## Work to complete:
Go through the material below and count the lines with the string "missing"; the number is the whole answer.

** Start of Listed records **

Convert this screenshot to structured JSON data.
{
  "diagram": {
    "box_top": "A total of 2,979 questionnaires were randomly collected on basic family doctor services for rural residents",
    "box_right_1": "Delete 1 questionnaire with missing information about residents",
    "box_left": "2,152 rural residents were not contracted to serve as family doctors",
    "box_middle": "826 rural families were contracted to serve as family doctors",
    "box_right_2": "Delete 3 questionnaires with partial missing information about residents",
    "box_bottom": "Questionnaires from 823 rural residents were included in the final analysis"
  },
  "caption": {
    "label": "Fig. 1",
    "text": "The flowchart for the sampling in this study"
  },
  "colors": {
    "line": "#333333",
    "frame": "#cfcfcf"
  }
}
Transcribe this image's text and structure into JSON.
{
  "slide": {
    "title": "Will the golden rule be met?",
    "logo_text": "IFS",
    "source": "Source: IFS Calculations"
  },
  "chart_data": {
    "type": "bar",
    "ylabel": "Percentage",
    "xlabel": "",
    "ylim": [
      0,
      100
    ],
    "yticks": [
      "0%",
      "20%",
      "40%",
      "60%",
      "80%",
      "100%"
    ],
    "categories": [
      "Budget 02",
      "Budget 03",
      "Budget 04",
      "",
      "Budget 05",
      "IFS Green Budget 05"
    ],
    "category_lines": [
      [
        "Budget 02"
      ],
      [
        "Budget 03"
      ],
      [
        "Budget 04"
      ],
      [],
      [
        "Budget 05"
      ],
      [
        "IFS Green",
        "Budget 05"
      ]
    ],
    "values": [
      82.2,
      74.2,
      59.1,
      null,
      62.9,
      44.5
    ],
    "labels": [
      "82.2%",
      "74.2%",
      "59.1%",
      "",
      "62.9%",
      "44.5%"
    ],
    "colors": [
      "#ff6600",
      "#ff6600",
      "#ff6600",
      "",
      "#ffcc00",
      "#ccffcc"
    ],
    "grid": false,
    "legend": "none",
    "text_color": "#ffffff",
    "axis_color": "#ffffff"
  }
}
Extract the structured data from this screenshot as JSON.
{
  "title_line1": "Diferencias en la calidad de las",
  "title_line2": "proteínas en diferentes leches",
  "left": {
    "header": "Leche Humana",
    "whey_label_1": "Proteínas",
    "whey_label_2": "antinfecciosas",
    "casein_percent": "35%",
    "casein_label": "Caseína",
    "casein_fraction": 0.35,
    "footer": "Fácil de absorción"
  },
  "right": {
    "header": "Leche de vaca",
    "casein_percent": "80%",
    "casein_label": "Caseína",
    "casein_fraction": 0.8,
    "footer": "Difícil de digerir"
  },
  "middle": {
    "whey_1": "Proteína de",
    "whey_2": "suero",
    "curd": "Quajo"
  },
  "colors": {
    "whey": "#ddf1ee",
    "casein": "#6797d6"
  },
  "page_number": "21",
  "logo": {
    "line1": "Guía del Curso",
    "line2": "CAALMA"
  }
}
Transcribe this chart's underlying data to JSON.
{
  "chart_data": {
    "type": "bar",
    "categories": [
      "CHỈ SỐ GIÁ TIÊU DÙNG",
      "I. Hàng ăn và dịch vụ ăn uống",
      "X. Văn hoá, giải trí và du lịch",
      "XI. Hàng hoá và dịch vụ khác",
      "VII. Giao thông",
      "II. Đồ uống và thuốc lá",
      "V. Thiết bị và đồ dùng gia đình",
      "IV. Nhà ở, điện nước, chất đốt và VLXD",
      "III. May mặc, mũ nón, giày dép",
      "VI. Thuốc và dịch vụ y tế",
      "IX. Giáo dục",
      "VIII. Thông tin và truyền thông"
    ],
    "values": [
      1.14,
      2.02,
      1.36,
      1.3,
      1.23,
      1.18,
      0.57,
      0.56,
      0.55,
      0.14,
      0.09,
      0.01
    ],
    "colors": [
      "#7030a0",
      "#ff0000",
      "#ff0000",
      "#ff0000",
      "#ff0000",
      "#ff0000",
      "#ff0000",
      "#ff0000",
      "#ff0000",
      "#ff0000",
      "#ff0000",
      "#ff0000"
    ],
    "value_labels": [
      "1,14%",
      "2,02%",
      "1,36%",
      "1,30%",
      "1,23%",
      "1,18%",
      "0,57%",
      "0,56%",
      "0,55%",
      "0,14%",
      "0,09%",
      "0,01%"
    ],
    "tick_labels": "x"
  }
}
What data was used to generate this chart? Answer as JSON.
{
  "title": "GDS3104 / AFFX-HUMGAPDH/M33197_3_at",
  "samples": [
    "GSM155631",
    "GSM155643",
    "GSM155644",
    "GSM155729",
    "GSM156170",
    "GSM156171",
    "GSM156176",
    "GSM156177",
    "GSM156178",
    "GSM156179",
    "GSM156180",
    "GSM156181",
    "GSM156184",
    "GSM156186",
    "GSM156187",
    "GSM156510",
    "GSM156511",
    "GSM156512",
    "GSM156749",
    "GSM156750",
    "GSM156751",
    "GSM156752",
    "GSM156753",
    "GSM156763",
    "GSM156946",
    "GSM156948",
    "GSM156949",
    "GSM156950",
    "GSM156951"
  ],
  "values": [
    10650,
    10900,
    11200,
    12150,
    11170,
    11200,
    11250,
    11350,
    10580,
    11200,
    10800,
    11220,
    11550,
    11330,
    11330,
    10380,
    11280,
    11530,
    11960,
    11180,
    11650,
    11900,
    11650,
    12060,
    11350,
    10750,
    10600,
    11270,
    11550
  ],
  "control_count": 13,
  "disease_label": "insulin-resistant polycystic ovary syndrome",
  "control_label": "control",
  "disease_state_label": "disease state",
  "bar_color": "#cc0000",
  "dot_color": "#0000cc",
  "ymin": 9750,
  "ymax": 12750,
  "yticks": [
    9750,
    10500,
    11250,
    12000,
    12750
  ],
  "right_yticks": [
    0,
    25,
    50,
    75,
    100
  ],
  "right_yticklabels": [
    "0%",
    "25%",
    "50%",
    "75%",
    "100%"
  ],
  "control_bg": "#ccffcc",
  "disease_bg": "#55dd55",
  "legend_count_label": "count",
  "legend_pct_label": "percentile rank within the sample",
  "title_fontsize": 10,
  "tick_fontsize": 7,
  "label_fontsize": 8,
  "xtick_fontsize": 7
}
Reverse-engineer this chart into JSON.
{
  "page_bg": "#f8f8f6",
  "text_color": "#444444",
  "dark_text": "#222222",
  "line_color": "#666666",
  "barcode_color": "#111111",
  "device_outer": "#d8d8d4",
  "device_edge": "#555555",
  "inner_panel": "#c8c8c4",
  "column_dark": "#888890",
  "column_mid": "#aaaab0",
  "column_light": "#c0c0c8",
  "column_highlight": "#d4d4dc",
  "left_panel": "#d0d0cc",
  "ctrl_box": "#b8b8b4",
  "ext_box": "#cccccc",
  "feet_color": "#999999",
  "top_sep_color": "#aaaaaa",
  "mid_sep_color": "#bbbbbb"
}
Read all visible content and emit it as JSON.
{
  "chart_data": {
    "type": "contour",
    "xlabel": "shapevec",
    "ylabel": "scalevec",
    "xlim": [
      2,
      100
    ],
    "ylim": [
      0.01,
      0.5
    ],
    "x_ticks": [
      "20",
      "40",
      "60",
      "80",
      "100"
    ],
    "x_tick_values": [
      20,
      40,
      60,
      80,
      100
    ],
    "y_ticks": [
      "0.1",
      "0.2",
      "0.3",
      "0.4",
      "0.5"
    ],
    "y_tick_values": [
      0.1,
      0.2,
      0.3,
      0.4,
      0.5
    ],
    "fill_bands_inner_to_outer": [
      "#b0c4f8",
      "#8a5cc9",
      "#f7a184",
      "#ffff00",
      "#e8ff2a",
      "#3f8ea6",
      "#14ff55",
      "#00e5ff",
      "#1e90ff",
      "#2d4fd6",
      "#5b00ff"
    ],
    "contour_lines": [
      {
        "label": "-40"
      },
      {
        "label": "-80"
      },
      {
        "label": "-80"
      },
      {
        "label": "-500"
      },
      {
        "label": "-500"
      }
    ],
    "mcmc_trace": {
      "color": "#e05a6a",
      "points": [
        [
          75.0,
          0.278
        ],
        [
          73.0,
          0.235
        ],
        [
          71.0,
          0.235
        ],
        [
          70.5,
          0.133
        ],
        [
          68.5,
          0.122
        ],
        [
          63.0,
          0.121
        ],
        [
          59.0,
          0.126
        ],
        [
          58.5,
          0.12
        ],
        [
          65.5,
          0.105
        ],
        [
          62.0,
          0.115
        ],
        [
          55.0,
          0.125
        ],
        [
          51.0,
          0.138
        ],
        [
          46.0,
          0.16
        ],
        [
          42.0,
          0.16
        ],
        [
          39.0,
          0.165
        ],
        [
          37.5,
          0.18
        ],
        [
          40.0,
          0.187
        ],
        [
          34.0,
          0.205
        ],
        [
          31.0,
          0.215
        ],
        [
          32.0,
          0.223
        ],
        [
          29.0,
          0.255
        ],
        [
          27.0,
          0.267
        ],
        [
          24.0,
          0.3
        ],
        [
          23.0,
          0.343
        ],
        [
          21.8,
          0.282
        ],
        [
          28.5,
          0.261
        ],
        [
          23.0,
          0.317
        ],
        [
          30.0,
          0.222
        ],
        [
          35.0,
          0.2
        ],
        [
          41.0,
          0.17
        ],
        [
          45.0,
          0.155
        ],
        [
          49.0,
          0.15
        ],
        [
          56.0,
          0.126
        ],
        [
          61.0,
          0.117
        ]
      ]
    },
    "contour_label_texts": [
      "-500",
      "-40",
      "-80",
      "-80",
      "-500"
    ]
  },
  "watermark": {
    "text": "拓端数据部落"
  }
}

** End of Listed records **

## Result of this exercise:
2